Stated goal: Tally the lines of the listing that contain the word "title", then give the total and nothing else.

Records for the exercise:
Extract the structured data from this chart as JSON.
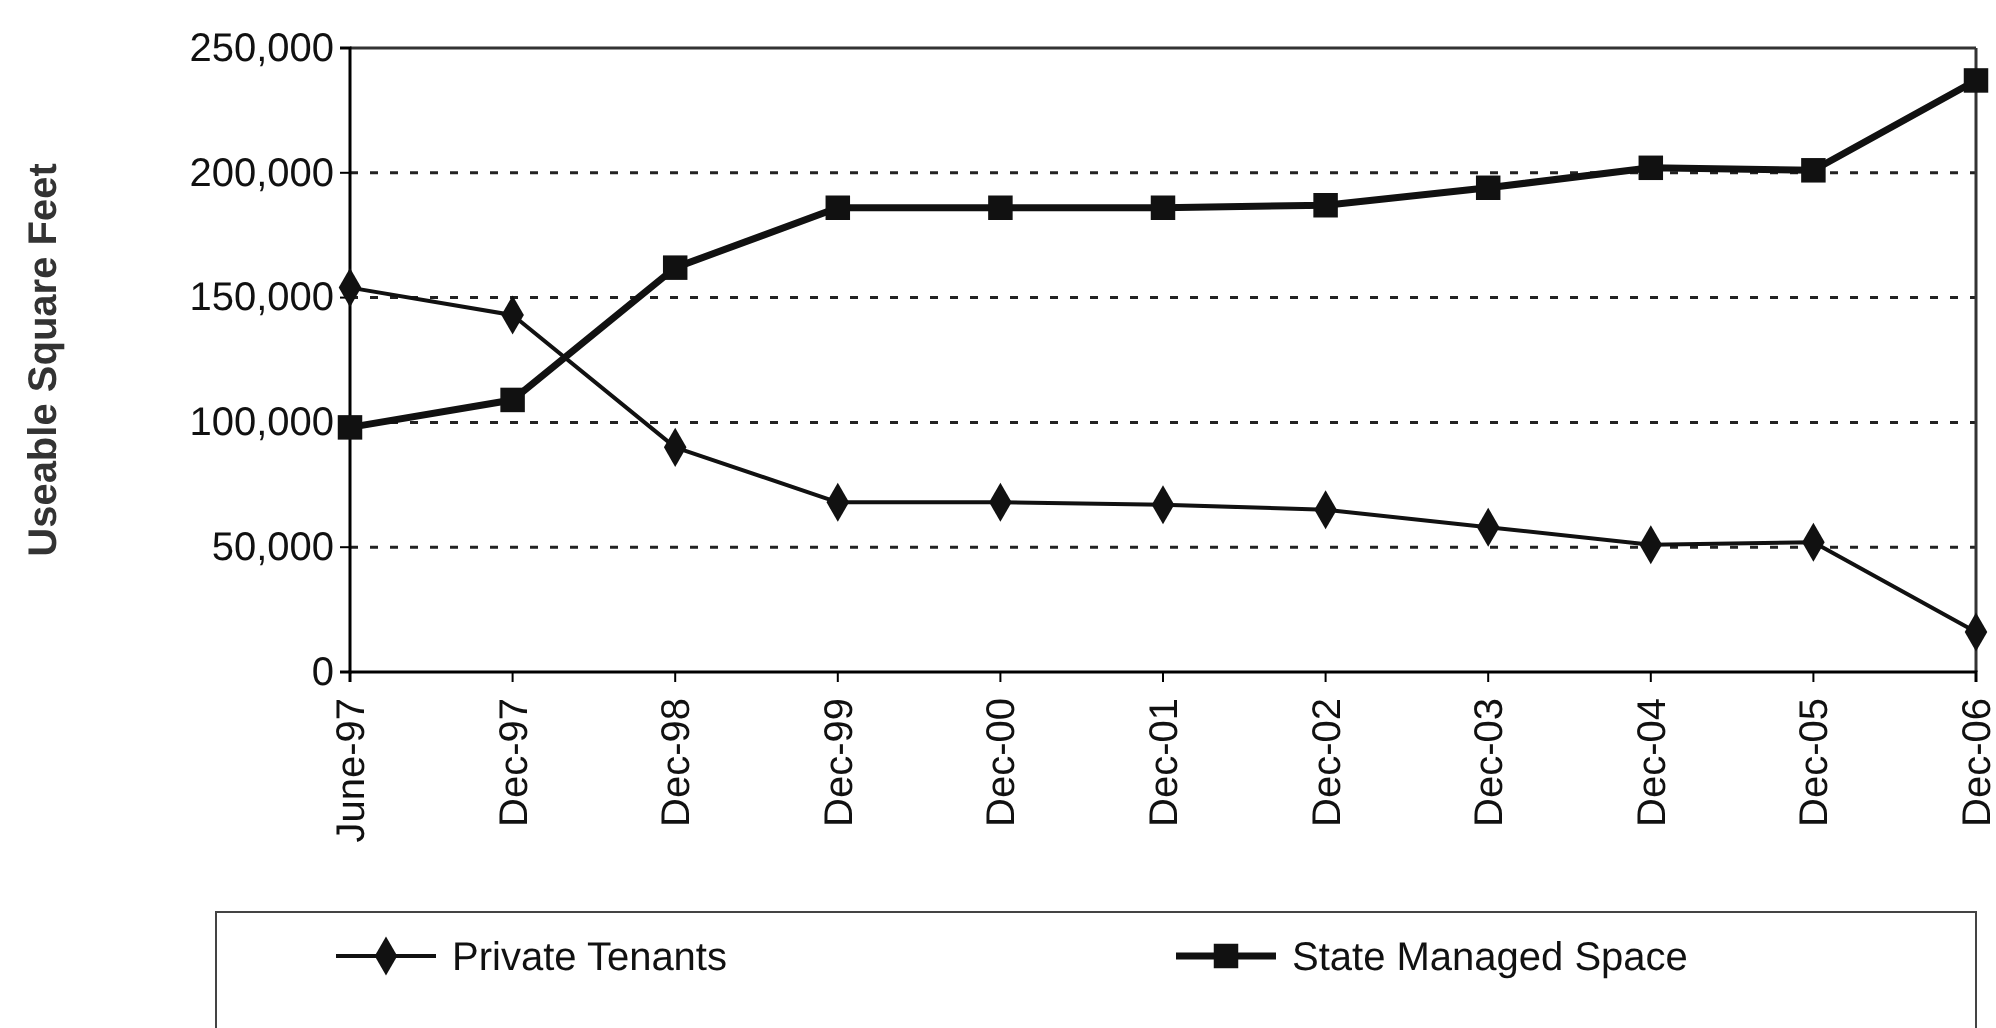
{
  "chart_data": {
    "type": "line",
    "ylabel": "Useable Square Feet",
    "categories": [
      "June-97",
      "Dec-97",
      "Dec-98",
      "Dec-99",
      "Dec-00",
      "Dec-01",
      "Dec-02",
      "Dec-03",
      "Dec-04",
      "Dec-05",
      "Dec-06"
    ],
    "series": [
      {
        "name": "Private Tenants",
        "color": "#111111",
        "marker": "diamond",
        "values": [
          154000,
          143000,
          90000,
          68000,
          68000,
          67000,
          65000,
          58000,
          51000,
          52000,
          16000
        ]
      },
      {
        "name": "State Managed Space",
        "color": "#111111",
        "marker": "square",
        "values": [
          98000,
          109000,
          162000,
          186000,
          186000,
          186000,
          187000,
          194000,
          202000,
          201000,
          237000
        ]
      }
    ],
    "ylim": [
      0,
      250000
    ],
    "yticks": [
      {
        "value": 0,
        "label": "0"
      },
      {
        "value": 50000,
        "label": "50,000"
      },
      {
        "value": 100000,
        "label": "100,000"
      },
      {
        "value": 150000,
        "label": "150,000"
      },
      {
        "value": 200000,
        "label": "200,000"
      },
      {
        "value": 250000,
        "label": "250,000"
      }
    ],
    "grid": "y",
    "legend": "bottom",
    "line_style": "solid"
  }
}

==

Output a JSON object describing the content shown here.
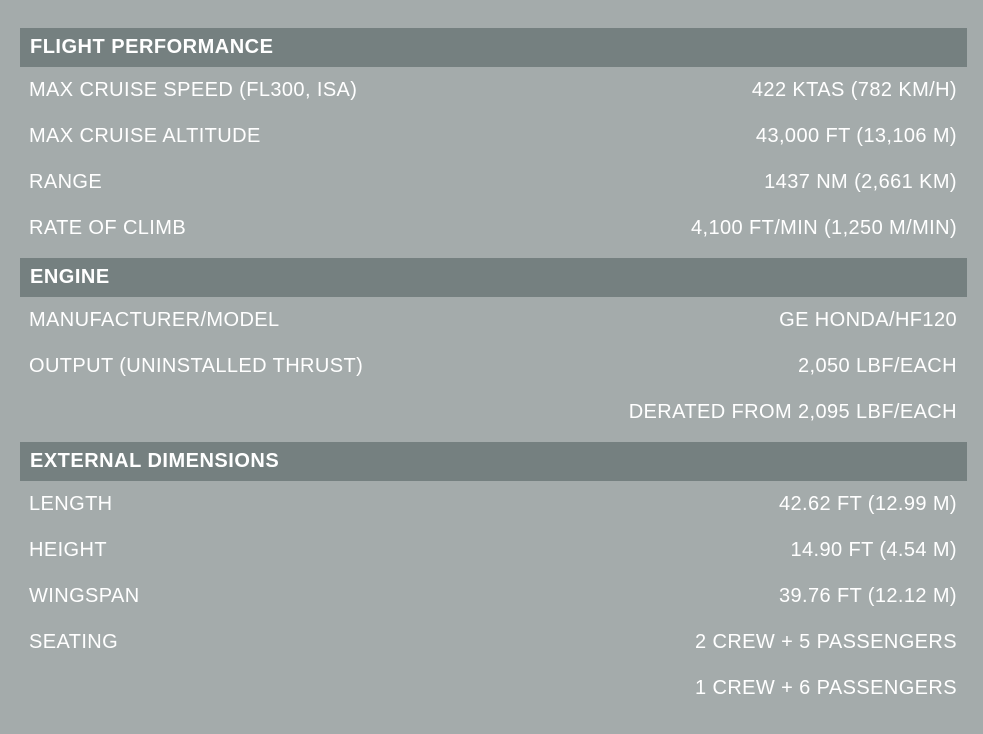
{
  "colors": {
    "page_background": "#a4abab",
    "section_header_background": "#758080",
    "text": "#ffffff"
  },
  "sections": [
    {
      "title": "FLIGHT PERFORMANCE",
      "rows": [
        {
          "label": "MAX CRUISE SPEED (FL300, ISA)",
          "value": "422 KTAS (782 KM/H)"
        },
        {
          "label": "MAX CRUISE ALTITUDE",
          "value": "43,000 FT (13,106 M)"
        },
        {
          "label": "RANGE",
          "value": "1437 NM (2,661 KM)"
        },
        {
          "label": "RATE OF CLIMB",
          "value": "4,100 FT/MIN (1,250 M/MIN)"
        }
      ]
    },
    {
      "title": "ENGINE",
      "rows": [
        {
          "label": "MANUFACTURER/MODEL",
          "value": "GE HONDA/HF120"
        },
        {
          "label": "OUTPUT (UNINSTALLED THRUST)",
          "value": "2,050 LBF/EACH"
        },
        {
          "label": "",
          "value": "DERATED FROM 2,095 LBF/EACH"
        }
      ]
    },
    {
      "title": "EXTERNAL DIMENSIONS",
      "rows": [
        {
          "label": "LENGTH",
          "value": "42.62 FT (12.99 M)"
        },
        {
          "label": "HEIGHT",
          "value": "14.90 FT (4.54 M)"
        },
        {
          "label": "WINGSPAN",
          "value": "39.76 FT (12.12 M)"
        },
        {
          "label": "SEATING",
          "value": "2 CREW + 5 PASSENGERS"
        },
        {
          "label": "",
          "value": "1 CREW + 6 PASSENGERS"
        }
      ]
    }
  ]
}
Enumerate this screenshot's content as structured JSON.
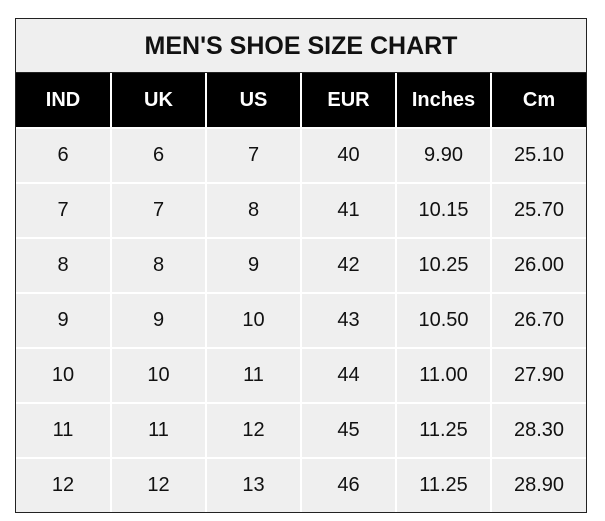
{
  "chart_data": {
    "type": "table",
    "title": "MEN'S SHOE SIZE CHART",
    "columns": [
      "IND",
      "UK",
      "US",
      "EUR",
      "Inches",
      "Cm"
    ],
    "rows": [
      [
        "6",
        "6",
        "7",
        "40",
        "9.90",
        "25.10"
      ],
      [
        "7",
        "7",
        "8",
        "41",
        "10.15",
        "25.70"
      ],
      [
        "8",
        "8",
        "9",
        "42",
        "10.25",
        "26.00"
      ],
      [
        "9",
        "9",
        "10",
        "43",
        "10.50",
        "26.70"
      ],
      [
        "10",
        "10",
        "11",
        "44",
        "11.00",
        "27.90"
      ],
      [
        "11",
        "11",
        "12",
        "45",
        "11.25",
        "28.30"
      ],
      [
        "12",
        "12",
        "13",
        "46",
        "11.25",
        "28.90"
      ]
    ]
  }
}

Exercise response: 4